Stated problem =>
Below are the records; locate each line with the word "text" and copy it.

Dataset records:
--- START ---

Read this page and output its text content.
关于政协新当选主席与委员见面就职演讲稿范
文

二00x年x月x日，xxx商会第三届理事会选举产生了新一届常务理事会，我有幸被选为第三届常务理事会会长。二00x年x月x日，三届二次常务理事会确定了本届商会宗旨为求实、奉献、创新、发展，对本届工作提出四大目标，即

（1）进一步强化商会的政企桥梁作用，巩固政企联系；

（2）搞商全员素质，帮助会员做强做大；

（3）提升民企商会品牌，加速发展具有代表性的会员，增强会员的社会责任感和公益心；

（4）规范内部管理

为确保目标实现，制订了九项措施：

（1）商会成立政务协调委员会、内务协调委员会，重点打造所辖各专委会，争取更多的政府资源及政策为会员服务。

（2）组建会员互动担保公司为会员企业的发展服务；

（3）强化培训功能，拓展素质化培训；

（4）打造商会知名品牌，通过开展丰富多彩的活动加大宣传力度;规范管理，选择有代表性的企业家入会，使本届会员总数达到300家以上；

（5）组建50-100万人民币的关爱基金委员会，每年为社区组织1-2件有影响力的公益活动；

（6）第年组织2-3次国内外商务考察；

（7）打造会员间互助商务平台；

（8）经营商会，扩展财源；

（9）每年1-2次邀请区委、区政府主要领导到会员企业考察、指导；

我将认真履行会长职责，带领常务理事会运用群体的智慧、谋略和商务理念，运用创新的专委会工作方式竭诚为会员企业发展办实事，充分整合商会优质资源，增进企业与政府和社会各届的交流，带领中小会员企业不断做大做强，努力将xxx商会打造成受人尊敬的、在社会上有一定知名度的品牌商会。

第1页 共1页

--- END ---
--- START ---

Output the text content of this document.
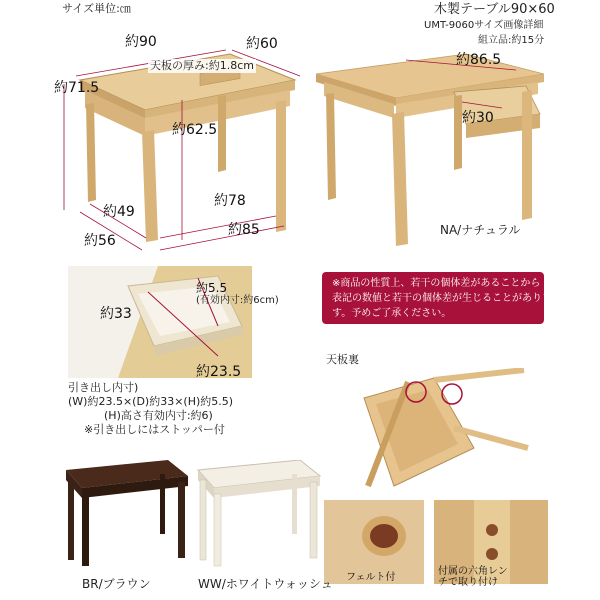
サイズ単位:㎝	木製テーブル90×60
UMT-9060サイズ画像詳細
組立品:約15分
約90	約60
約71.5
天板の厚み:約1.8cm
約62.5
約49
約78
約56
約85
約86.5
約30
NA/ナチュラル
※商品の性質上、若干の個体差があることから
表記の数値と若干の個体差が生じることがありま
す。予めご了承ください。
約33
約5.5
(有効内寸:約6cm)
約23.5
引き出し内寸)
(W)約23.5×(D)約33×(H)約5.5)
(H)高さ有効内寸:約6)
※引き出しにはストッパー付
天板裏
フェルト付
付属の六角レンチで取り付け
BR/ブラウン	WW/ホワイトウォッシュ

--- END ---

Output =>
Read this page and output its text content.
Output the text content of this document.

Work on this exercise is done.